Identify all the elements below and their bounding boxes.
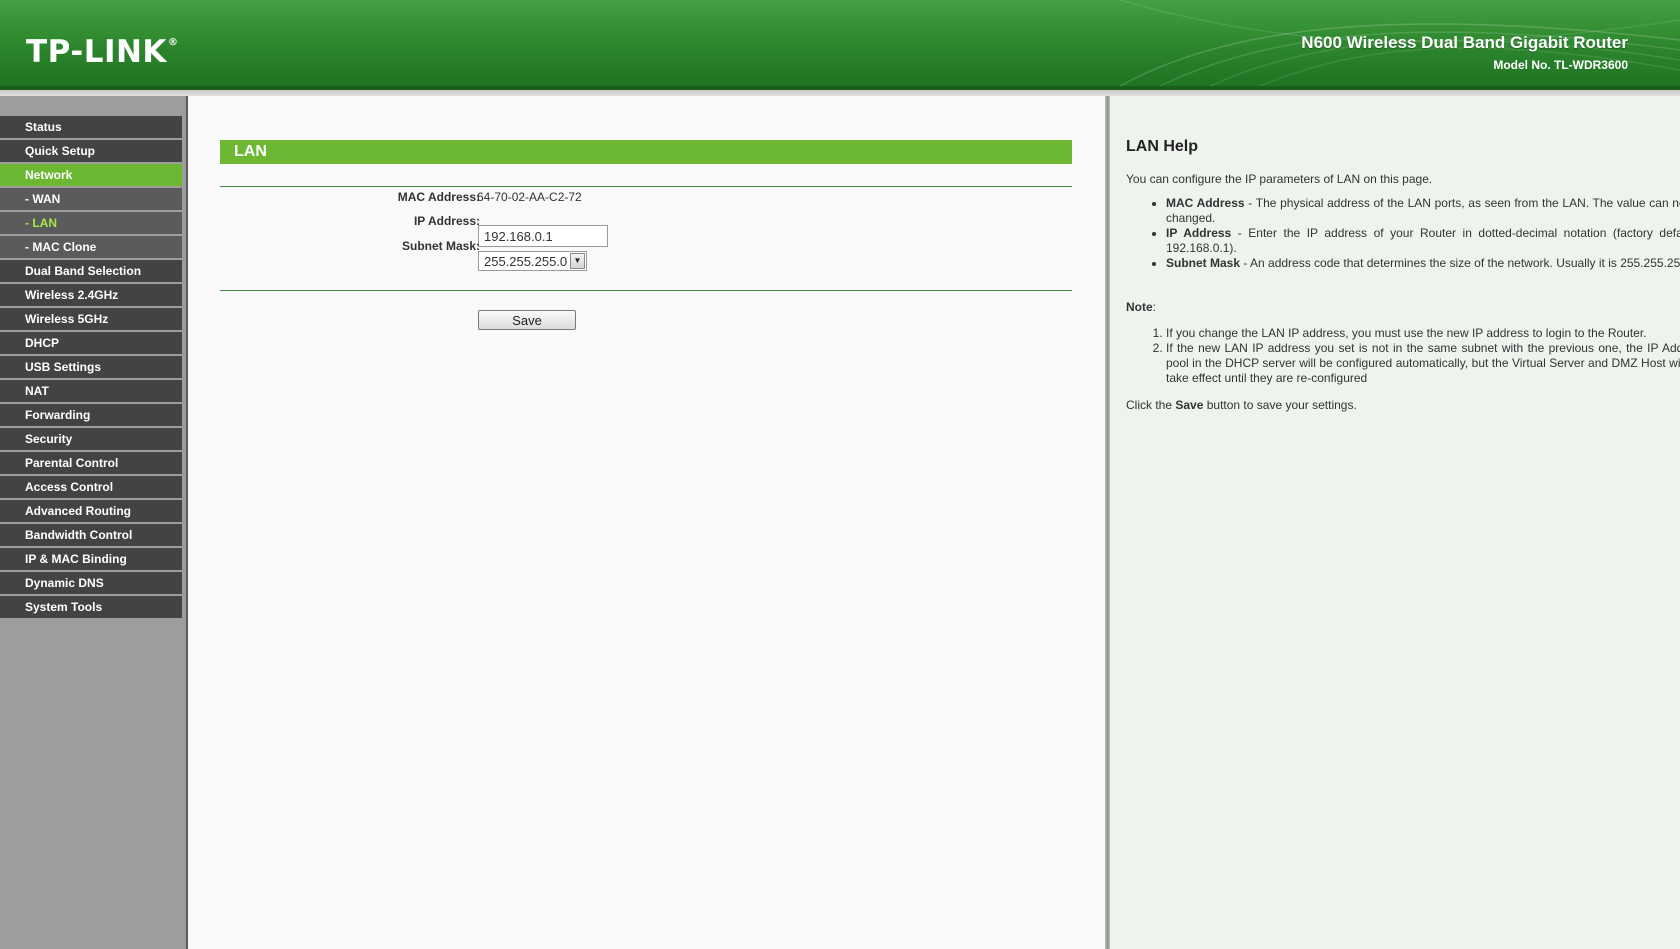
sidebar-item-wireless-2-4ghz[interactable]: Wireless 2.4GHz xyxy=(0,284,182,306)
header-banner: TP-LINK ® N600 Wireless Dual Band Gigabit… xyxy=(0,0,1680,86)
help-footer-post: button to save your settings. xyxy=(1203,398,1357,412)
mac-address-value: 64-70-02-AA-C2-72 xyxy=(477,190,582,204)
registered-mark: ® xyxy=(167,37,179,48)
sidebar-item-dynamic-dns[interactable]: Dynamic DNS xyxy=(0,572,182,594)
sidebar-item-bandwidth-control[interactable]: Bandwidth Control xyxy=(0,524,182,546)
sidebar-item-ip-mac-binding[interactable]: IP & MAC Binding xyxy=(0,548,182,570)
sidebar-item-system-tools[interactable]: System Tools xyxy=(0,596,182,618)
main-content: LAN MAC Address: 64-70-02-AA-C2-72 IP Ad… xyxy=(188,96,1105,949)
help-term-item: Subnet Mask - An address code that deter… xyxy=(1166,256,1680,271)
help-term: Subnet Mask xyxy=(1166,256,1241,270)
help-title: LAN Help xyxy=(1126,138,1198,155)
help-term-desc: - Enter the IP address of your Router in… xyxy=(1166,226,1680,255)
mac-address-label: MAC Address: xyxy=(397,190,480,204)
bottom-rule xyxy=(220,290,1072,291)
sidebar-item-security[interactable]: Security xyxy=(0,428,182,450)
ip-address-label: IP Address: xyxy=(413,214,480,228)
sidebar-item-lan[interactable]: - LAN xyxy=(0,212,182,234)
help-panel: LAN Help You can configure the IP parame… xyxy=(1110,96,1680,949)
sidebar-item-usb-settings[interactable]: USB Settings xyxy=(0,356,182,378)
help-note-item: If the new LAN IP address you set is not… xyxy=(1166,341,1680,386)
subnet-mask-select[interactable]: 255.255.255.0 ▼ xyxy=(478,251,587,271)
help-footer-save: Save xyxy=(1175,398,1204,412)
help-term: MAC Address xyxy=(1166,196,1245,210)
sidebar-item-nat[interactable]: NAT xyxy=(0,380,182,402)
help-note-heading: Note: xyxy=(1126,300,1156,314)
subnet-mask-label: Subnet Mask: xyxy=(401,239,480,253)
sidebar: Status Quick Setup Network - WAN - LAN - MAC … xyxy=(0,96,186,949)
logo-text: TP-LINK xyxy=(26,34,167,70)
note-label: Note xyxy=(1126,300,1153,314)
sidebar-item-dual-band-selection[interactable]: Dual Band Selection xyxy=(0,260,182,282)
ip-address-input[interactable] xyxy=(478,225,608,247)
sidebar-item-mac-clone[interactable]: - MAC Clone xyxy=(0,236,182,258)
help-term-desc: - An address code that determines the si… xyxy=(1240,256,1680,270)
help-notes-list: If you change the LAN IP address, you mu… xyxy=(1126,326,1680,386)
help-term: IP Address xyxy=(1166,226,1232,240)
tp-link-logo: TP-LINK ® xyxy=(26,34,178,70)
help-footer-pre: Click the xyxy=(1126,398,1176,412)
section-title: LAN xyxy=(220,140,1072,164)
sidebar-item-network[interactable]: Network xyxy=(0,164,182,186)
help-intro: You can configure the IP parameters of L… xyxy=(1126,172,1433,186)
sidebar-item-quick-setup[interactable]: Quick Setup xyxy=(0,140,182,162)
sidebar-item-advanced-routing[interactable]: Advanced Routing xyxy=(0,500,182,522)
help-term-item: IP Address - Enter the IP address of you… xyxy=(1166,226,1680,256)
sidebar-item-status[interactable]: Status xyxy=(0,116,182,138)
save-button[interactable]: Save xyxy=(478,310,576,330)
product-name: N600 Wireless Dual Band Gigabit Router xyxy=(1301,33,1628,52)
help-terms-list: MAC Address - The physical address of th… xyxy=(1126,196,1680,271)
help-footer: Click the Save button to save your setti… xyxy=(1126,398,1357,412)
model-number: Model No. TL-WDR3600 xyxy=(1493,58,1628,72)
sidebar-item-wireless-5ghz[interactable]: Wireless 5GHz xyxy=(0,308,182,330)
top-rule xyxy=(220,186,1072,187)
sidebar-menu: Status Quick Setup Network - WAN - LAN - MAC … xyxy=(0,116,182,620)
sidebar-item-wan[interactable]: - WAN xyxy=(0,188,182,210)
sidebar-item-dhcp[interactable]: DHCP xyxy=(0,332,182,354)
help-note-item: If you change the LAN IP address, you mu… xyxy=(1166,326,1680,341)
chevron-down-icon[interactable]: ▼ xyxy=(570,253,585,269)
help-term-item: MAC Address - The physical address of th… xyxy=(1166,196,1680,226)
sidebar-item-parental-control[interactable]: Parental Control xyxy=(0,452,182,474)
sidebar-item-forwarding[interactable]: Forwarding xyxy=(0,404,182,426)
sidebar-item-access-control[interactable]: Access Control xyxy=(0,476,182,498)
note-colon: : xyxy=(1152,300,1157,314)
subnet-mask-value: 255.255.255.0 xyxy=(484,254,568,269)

Task
Format as a JSON list of strings the rows beginning with the line containing "sidebar-item-wireless-2-4ghz[interactable]: Wireless 2.4GHz" and continuing through the line containing "sidebar-item-dynamic-dns[interactable]: Dynamic DNS", one string per line, with blank lines omitted.

Solution to the problem
[
  "sidebar-item-wireless-2-4ghz[interactable]: Wireless 2.4GHz xyxy=(0,284,182,306)",
  "header-banner: TP-LINK ® N600 Wireless Dual Band Gigabit… xyxy=(0,0,1680,86)",
  "help-footer-post: button to save your settings. xyxy=(1203,398,1357,412)",
  "mac-address-value: 64-70-02-AA-C2-72 xyxy=(477,190,582,204)",
  "registered-mark: ® xyxy=(167,37,179,48)",
  "sidebar-item-dynamic-dns[interactable]: Dynamic DNS xyxy=(0,572,182,594)"
]